> _EXERCISE DESCRIPTION_: Output the data below in full, character for character.

··· RAW DATA ···

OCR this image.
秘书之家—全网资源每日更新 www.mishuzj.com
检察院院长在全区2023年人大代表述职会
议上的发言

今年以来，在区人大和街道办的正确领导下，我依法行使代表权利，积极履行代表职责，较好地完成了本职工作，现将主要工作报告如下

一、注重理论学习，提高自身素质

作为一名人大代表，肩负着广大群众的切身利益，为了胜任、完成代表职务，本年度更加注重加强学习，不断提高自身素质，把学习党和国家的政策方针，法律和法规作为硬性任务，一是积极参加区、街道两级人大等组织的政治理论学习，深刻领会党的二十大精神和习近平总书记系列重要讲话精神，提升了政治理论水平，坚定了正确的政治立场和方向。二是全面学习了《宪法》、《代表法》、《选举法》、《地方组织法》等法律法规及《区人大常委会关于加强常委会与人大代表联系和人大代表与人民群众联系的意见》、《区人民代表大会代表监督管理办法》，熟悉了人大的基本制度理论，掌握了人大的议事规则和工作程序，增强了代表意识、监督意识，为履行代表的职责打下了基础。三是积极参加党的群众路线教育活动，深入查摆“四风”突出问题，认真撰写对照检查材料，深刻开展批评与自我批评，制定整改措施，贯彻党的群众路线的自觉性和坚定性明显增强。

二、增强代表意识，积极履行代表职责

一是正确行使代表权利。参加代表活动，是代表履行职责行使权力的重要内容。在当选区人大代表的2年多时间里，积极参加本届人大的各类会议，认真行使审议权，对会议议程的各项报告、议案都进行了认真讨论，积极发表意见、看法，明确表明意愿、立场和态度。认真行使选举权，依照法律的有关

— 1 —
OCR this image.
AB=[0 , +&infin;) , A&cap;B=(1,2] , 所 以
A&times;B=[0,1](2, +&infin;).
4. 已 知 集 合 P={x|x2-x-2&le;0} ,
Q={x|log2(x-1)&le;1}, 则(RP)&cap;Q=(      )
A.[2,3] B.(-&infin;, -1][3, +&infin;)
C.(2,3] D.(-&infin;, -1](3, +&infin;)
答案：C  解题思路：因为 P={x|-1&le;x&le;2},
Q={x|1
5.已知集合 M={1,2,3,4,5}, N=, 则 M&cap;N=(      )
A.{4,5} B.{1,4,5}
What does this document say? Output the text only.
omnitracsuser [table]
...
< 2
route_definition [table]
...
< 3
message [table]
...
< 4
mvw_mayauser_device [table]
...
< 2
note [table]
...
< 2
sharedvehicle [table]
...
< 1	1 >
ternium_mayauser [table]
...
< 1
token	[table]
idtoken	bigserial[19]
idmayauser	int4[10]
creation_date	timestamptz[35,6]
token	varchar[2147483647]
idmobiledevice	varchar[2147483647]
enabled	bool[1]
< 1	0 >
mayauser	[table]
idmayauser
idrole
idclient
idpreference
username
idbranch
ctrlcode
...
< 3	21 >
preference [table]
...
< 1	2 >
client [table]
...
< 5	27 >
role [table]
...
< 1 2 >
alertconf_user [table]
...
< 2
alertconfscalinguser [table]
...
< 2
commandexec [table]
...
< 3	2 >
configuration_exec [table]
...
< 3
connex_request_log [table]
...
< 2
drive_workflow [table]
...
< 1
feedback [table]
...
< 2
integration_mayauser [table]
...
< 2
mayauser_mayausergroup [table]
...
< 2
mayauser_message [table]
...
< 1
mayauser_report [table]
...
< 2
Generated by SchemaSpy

···

> _TASK OUTPUT_:
OCR this image.
秘书之家—全网资源每日更新 www.mishuzj.com
检察院院长在全区2023年人大代表述职会
议上的发言

今年以来，在区人大和街道办的正确领导下，我依法行使代表权利，积极履行代表职责，较好地完成了本职工作，现将主要工作报告如下

一、注重理论学习，提高自身素质

作为一名人大代表，肩负着广大群众的切身利益，为了胜任、完成代表职务，本年度更加注重加强学习，不断提高自身素质，把学习党和国家的政策方针，法律和法规作为硬性任务，一是积极参加区、街道两级人大等组织的政治理论学习，深刻领会党的二十大精神和习近平总书记系列重要讲话精神，提升了政治理论水平，坚定了正确的政治立场和方向。二是全面学习了《宪法》、《代表法》、《选举法》、《地方组织法》等法律法规及《区人大常委会关于加强常委会与人大代表联系和人大代表与人民群众联系的意见》、《区人民代表大会代表监督管理办法》，熟悉了人大的基本制度理论，掌握了人大的议事规则和工作程序，增强了代表意识、监督意识，为履行代表的职责打下了基础。三是积极参加党的群众路线教育活动，深入查摆“四风”突出问题，认真撰写对照检查材料，深刻开展批评与自我批评，制定整改措施，贯彻党的群众路线的自觉性和坚定性明显增强。

二、增强代表意识，积极履行代表职责

一是正确行使代表权利。参加代表活动，是代表履行职责行使权力的重要内容。在当选区人大代表的2年多时间里，积极参加本届人大的各类会议，认真行使审议权，对会议议程的各项报告、议案都进行了认真讨论，积极发表意见、看法，明确表明意愿、立场和态度。认真行使选举权，依照法律的有关

— 1 —
OCR this image.
AB=[0 , +&infin;) , A&cap;B=(1,2] , 所 以
A&times;B=[0,1](2, +&infin;).
4. 已 知 集 合 P={x|x2-x-2&le;0} ,
Q={x|log2(x-1)&le;1}, 则(RP)&cap;Q=(      )
A.[2,3] B.(-&infin;, -1][3, +&infin;)
C.(2,3] D.(-&infin;, -1](3, +&infin;)
答案：C  解题思路：因为 P={x|-1&le;x&le;2},
Q={x|1
5.已知集合 M={1,2,3,4,5}, N=, 则 M&cap;N=(      )
A.{4,5} B.{1,4,5}
What does this document say? Output the text only.
omnitracsuser [table]
...
< 2
route_definition [table]
...
< 3
message [table]
...
< 4
mvw_mayauser_device [table]
...
< 2
note [table]
...
< 2
sharedvehicle [table]
...
< 1	1 >
ternium_mayauser [table]
...
< 1
token	[table]
idtoken	bigserial[19]
idmayauser	int4[10]
creation_date	timestamptz[35,6]
token	varchar[2147483647]
idmobiledevice	varchar[2147483647]
enabled	bool[1]
< 1	0 >
mayauser	[table]
idmayauser
idrole
idclient
idpreference
username
idbranch
ctrlcode
...
< 3	21 >
preference [table]
...
< 1	2 >
client [table]
...
< 5	27 >
role [table]
...
< 1 2 >
alertconf_user [table]
...
< 2
alertconfscalinguser [table]
...
< 2
commandexec [table]
...
< 3	2 >
configuration_exec [table]
...
< 3
connex_request_log [table]
...
< 2
drive_workflow [table]
...
< 1
feedback [table]
...
< 2
integration_mayauser [table]
...
< 2
mayauser_mayausergroup [table]
...
< 2
mayauser_message [table]
...
< 1
mayauser_report [table]
...
< 2
Generated by SchemaSpy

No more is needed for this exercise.